___ DOCUMENT PASSAGE ___
I observed jobs from jobs_after.yml being scheduled even when the job from job_middle.yml had had its pod pending for 10 minutes, which is double the global SLA time that should be being enforced.

What you expected to happen:

These shouldn't be much more than 5 minutes between the creation and completion times for the large middle job. When the job pod from job_middle.yml has been pending for 5 minutes, no more job pods from jobs_after.yml should be being scheduled by Volcano until job_middle.yml has been scheduled.

How to reproduce it (as minimally and precisely as possible): Use the Volcano helm chart, the above configmap override, kubectl -n volcano-system delete pod "$(kubectl get pod -n volcano-system | grep volcano-scheduler | cut -f1 -d' ')" to bounce the schedule pod after reconfiguring it, and the above Bash code to generate test jobs. Adjust the hostname label selectors and job sizes as needed to fill the test cluster node you are using.

Anything else we need to know?:

Is the SLA plugin maybe not smart enough to clear out space for a job to meet the SLA from a node that matches its selectors? Are other plugins in the config maybe scheduling stuff that the SLA plugin has decided chouldn't be scheduled yet?

The scheduler pod logs don't seem to include the string "sla", but they log a bunch for every pod that's waiting every second, so I might not be able to see the startup logs or every single line ever logged.
___
▸ **SHORT TASK A**: In the SLA scheduling report, write out the part from "How to reproduce" to "be scheduled yet?", switching "hostname" to "zone".
___ EXERCISE INPUTS ___
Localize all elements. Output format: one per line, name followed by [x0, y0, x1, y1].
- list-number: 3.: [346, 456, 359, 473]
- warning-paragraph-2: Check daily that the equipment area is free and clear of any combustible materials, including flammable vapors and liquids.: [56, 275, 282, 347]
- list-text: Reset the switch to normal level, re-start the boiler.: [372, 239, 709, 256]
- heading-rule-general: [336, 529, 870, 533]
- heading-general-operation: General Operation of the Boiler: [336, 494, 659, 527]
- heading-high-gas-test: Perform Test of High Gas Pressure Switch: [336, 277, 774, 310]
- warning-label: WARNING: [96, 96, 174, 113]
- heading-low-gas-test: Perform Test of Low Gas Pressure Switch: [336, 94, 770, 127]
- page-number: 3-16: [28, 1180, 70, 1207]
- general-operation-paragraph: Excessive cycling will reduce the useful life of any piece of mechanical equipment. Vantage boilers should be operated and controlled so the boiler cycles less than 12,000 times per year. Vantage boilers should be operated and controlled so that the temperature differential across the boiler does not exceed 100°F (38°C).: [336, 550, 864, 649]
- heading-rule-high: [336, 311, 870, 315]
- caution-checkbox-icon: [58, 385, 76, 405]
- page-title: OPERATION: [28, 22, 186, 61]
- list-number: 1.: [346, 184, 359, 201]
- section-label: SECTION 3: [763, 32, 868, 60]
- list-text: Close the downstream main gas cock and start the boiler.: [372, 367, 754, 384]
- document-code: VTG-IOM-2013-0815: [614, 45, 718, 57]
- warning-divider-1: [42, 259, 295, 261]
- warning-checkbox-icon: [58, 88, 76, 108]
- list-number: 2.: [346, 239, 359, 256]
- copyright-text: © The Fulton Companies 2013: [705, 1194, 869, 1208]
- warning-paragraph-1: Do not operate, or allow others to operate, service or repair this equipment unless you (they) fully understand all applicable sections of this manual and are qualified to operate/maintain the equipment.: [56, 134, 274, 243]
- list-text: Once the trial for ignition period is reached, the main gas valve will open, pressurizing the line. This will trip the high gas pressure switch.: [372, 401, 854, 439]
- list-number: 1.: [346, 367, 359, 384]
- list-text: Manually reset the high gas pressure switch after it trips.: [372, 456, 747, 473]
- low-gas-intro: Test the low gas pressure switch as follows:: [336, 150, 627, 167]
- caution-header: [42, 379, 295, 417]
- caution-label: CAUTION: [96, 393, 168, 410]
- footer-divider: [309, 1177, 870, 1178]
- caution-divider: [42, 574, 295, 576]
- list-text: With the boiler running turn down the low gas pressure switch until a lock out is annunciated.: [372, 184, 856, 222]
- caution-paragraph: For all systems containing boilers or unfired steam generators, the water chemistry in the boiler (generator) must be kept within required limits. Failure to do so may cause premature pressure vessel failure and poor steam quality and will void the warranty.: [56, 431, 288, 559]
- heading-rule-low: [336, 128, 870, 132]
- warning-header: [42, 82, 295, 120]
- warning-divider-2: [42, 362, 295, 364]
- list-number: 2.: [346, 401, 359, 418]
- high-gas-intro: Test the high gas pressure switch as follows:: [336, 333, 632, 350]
___
▸ **SHORT TASK B**: Reproduce the records from their start to the line with "- heading-rule-general: [336, 529, 870, 533]", keeping every line exactly as it appears.

▸ **TASK RESPONSE A**:
How to reproduce it (as minimally and precisely as possible): Use the Volcano helm chart, the above configmap override, kubectl -n volcano-system delete pod "$(kubectl get pod -n volcano-system | grep volcano-scheduler | cut -f1 -d' ')" to bounce the schedule pod after reconfiguring it, and the above Bash code to generate test jobs. Adjust the zone label selectors and job sizes as needed to fill the test cluster node you are using.

Anything else we need to know?:

Is the SLA plugin maybe not smart enough to clear out space for a job to meet the SLA from a node that matches its selectors? Are other plugins in the config maybe scheduling stuff that the SLA plugin has decided chouldn't be scheduled yet?

▸ **TASK RESPONSE B**:
Localize all elements. Output format: one per line, name followed by [x0, y0, x1, y1].
- list-number: 3.: [346, 456, 359, 473]
- warning-paragraph-2: Check daily that the equipment area is free and clear of any combustible materials, including flammable vapors and liquids.: [56, 275, 282, 347]
- list-text: Reset the switch to normal level, re-start the boiler.: [372, 239, 709, 256]
- heading-rule-general: [336, 529, 870, 533]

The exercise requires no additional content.